* begin Data shown *
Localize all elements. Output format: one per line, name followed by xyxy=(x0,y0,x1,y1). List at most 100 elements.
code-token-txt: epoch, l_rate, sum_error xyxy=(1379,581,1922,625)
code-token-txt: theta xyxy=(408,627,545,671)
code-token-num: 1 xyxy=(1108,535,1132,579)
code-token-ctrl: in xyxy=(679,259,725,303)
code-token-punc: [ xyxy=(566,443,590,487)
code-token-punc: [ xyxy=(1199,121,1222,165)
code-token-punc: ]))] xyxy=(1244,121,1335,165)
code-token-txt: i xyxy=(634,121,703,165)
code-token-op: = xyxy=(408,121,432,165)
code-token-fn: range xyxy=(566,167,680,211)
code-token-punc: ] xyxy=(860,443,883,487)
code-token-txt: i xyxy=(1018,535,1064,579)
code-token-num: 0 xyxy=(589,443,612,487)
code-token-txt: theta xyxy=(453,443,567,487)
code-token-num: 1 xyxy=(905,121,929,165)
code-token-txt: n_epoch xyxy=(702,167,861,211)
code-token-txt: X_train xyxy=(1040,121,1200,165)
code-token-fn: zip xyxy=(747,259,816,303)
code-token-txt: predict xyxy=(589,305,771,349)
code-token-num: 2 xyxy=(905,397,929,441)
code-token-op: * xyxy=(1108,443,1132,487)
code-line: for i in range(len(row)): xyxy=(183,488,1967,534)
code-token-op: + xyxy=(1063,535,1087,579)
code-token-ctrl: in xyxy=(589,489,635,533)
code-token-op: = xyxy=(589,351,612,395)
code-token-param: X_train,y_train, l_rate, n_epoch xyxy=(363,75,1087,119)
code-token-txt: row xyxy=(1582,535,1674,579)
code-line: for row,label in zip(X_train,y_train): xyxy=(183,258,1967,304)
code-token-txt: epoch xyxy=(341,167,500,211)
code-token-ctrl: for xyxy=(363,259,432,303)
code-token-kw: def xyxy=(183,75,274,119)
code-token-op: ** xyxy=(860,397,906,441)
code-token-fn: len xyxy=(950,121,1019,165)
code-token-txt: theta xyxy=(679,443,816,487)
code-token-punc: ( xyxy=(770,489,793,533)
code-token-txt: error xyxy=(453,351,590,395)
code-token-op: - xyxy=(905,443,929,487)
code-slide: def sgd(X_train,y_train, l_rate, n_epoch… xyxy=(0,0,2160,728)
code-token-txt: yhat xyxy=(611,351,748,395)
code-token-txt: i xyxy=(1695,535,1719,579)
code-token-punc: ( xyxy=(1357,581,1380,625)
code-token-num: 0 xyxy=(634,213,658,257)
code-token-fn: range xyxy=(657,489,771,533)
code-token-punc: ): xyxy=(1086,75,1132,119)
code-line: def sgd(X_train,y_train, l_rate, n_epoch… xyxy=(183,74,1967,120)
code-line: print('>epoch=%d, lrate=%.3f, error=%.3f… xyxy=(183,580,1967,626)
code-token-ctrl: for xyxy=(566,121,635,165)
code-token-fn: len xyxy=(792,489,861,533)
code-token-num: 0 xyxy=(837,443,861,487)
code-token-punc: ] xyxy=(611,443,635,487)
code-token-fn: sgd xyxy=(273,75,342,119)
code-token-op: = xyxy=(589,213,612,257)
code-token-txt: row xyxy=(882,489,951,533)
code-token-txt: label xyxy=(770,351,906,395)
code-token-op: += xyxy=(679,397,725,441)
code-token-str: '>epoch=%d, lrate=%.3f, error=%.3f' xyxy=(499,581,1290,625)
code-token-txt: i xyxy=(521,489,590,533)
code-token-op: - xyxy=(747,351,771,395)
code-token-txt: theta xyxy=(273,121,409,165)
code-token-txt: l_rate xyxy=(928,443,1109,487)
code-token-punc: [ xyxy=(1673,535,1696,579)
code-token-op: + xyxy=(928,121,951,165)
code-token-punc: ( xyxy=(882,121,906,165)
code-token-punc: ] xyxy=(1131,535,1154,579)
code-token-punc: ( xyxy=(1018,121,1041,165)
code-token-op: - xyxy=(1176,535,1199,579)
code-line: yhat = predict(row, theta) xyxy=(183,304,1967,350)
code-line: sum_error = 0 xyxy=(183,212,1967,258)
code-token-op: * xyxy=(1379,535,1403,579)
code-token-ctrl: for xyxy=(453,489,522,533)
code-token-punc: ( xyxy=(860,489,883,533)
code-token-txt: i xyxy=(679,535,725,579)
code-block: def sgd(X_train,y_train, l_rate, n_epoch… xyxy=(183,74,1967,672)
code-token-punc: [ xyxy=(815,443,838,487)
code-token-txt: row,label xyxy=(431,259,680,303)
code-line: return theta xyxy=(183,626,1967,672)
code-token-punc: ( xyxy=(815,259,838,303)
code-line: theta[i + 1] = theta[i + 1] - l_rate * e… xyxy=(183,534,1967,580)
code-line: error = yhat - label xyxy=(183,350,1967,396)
* end Data shown *
Your goal >> Return every row above verbatim, character for character.

Answer to the exercise >>
Localize all elements. Output format: one per line, name followed by xyxy=(x0,y0,x1,y1). List at most 100 elements.
code-token-txt: epoch, l_rate, sum_error xyxy=(1379,581,1922,625)
code-token-txt: theta xyxy=(408,627,545,671)
code-token-num: 1 xyxy=(1108,535,1132,579)
code-token-ctrl: in xyxy=(679,259,725,303)
code-token-punc: [ xyxy=(566,443,590,487)
code-token-punc: [ xyxy=(1199,121,1222,165)
code-token-punc: ]))] xyxy=(1244,121,1335,165)
code-token-txt: i xyxy=(634,121,703,165)
code-token-op: = xyxy=(408,121,432,165)
code-token-fn: range xyxy=(566,167,680,211)
code-token-punc: ] xyxy=(860,443,883,487)
code-token-txt: i xyxy=(1018,535,1064,579)
code-token-num: 0 xyxy=(589,443,612,487)
code-token-txt: theta xyxy=(453,443,567,487)
code-token-num: 1 xyxy=(905,121,929,165)
code-token-txt: n_epoch xyxy=(702,167,861,211)
code-token-txt: X_train xyxy=(1040,121,1200,165)
code-token-fn: zip xyxy=(747,259,816,303)
code-token-txt: predict xyxy=(589,305,771,349)
code-token-num: 2 xyxy=(905,397,929,441)
code-token-op: * xyxy=(1108,443,1132,487)
code-line: for i in range(len(row)): xyxy=(183,488,1967,534)
code-token-op: + xyxy=(1063,535,1087,579)
code-token-ctrl: in xyxy=(589,489,635,533)
code-token-op: = xyxy=(589,351,612,395)
code-token-param: X_train,y_train, l_rate, n_epoch xyxy=(363,75,1087,119)
code-token-txt: row xyxy=(1582,535,1674,579)
code-line: for row,label in zip(X_train,y_train): xyxy=(183,258,1967,304)
code-token-txt: epoch xyxy=(341,167,500,211)
code-token-ctrl: for xyxy=(363,259,432,303)
code-token-kw: def xyxy=(183,75,274,119)
code-token-op: ** xyxy=(860,397,906,441)
code-token-fn: len xyxy=(950,121,1019,165)
code-token-txt: theta xyxy=(679,443,816,487)
code-token-punc: ( xyxy=(770,489,793,533)
code-token-txt: error xyxy=(453,351,590,395)
code-token-op: - xyxy=(905,443,929,487)
code-slide: def sgd(X_train,y_train, l_rate, n_epoch… xyxy=(0,0,2160,728)
code-token-txt: yhat xyxy=(611,351,748,395)
code-token-txt: i xyxy=(1695,535,1719,579)
code-token-punc: ( xyxy=(1357,581,1380,625)
code-token-num: 0 xyxy=(634,213,658,257)
code-token-fn: range xyxy=(657,489,771,533)
code-token-punc: ): xyxy=(1086,75,1132,119)
code-line: def sgd(X_train,y_train, l_rate, n_epoch… xyxy=(183,74,1967,120)
code-line: print('>epoch=%d, lrate=%.3f, error=%.3f… xyxy=(183,580,1967,626)
code-token-ctrl: for xyxy=(566,121,635,165)
code-token-fn: len xyxy=(792,489,861,533)
code-token-num: 0 xyxy=(837,443,861,487)
code-token-punc: ] xyxy=(611,443,635,487)
code-token-fn: sgd xyxy=(273,75,342,119)
code-token-op: = xyxy=(589,213,612,257)
code-token-txt: row xyxy=(882,489,951,533)
code-token-txt: label xyxy=(770,351,906,395)
code-token-op: += xyxy=(679,397,725,441)
code-token-str: '>epoch=%d, lrate=%.3f, error=%.3f' xyxy=(499,581,1290,625)
code-token-txt: i xyxy=(521,489,590,533)
code-token-op: - xyxy=(747,351,771,395)
code-token-txt: theta xyxy=(273,121,409,165)
code-token-txt: l_rate xyxy=(928,443,1109,487)
code-token-punc: [ xyxy=(1673,535,1696,579)
code-token-op: + xyxy=(928,121,951,165)
code-token-punc: ( xyxy=(882,121,906,165)
code-token-punc: ] xyxy=(1131,535,1154,579)
code-token-punc: ( xyxy=(1018,121,1041,165)
code-token-op: - xyxy=(1176,535,1199,579)
code-line: yhat = predict(row, theta) xyxy=(183,304,1967,350)
code-line: sum_error = 0 xyxy=(183,212,1967,258)
code-token-op: * xyxy=(1379,535,1403,579)
code-token-ctrl: for xyxy=(453,489,522,533)
code-token-punc: ( xyxy=(860,489,883,533)
code-token-txt: i xyxy=(679,535,725,579)
code-block: def sgd(X_train,y_train, l_rate, n_epoch… xyxy=(183,74,1967,672)
code-token-punc: [ xyxy=(815,443,838,487)
code-token-txt: row,label xyxy=(431,259,680,303)
code-line: return theta xyxy=(183,626,1967,672)
code-token-punc: ( xyxy=(815,259,838,303)
code-line: theta[i + 1] = theta[i + 1] - l_rate * e… xyxy=(183,534,1967,580)
code-line: error = yhat - label xyxy=(183,350,1967,396)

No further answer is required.